(Work to complete):
Produce an exact transcription of the listing below, omitting the pictures.

(Supplied records):
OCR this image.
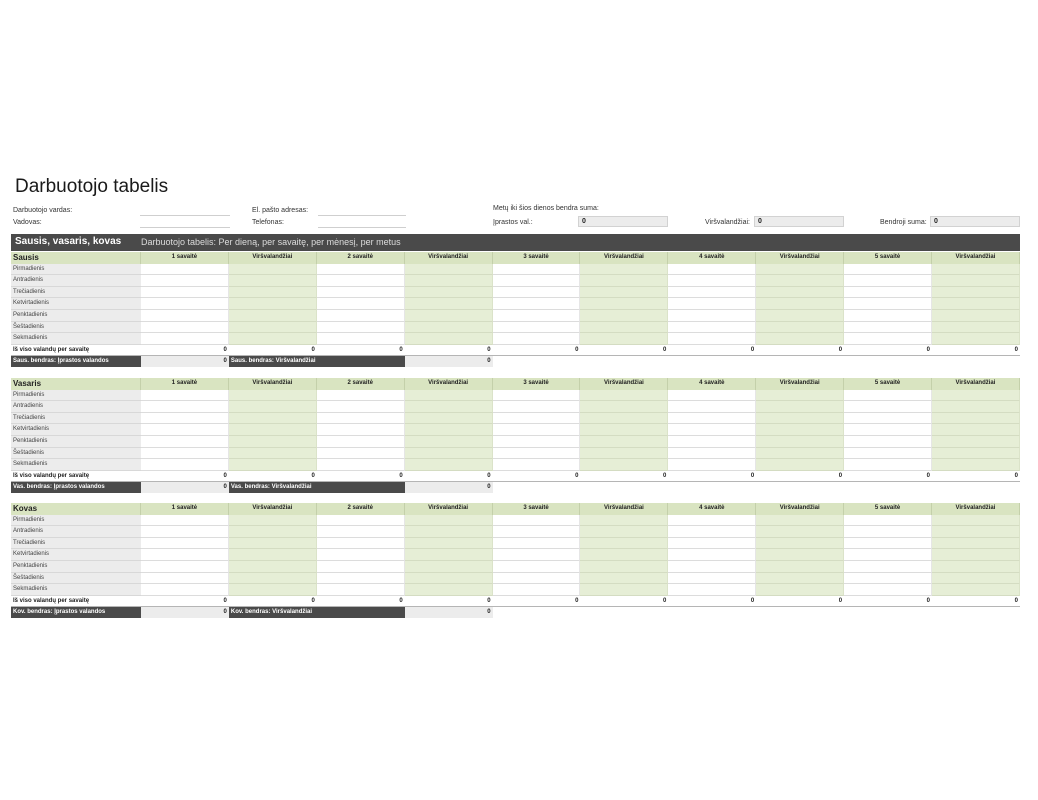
Darbuotojo tabelis
Darbuotojo vardas:
Vadovas:
El. pašto adresas:
Telefonas:
Metų iki šios dienos bendra suma:
Įprastos val.:	0	Viršvalandžiai:	0	Bendroji suma:	0
Sausis, vasaris, kovas Darbuotojo tabelis: Per dieną, per savaitę, per mėnesį, per metus
Sausis	1 savaitė	Viršvalandžiai	2 savaitė	Viršvalandžiai	3 savaitė	Viršvalandžiai	4 savaitė	Viršvalandžiai	5 savaitė	Viršvalandžiai
Pirmadienis
Antradienis
Trečiadienis
Ketvirtadienis
Penktadienis
Šeštadienis
Sekmadienis
Iš viso valandų per savaitę	0	0	0	0	0	0	0	0	0	0
Saus. bendras: Įprastos valandos	0 Saus. bendras: Viršvalandžiai	0
Vasaris	1 savaitė	Viršvalandžiai	2 savaitė	Viršvalandžiai	3 savaitė	Viršvalandžiai	4 savaitė	Viršvalandžiai	5 savaitė	Viršvalandžiai
Pirmadienis
Antradienis
Trečiadienis
Ketvirtadienis
Penktadienis
Šeštadienis
Sekmadienis
Iš viso valandų per savaitę	0	0	0	0	0	0	0	0	0	0
Vas. bendras: Įprastos valandos	0 Vas. bendras: Viršvalandžiai	0
Kovas	1 savaitė	Viršvalandžiai	2 savaitė	Viršvalandžiai	3 savaitė	Viršvalandžiai	4 savaitė	Viršvalandžiai	5 savaitė	Viršvalandžiai
Pirmadienis
Antradienis
Trečiadienis
Ketvirtadienis
Penktadienis
Šeštadienis
Sekmadienis
Iš viso valandų per savaitę	0	0	0	0	0	0	0	0	0	0
Kov. bendras: Įprastos valandos	0 Kov. bendras: Viršvalandžiai	0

(Reply to the task):
OCR this image.
Darbuotojo tabelis
Darbuotojo vardas:
Vadovas:
El. pašto adresas:
Telefonas:
Metų iki šios dienos bendra suma:
Įprastos val.:	0	Viršvalandžiai:	0	Bendroji suma:	0
Sausis, vasaris, kovas Darbuotojo tabelis: Per dieną, per savaitę, per mėnesį, per metus
Sausis	1 savaitė	Viršvalandžiai	2 savaitė	Viršvalandžiai	3 savaitė	Viršvalandžiai	4 savaitė	Viršvalandžiai	5 savaitė	Viršvalandžiai
Pirmadienis
Antradienis
Trečiadienis
Ketvirtadienis
Penktadienis
Šeštadienis
Sekmadienis
Iš viso valandų per savaitę	0	0	0	0	0	0	0	0	0	0
Saus. bendras: Įprastos valandos	0 Saus. bendras: Viršvalandžiai	0
Vasaris	1 savaitė	Viršvalandžiai	2 savaitė	Viršvalandžiai	3 savaitė	Viršvalandžiai	4 savaitė	Viršvalandžiai	5 savaitė	Viršvalandžiai
Pirmadienis
Antradienis
Trečiadienis
Ketvirtadienis
Penktadienis
Šeštadienis
Sekmadienis
Iš viso valandų per savaitę	0	0	0	0	0	0	0	0	0	0
Vas. bendras: Įprastos valandos	0 Vas. bendras: Viršvalandžiai	0
Kovas	1 savaitė	Viršvalandžiai	2 savaitė	Viršvalandžiai	3 savaitė	Viršvalandžiai	4 savaitė	Viršvalandžiai	5 savaitė	Viršvalandžiai
Pirmadienis
Antradienis
Trečiadienis
Ketvirtadienis
Penktadienis
Šeštadienis
Sekmadienis
Iš viso valandų per savaitę	0	0	0	0	0	0	0	0	0	0
Kov. bendras: Įprastos valandos	0 Kov. bendras: Viršvalandžiai	0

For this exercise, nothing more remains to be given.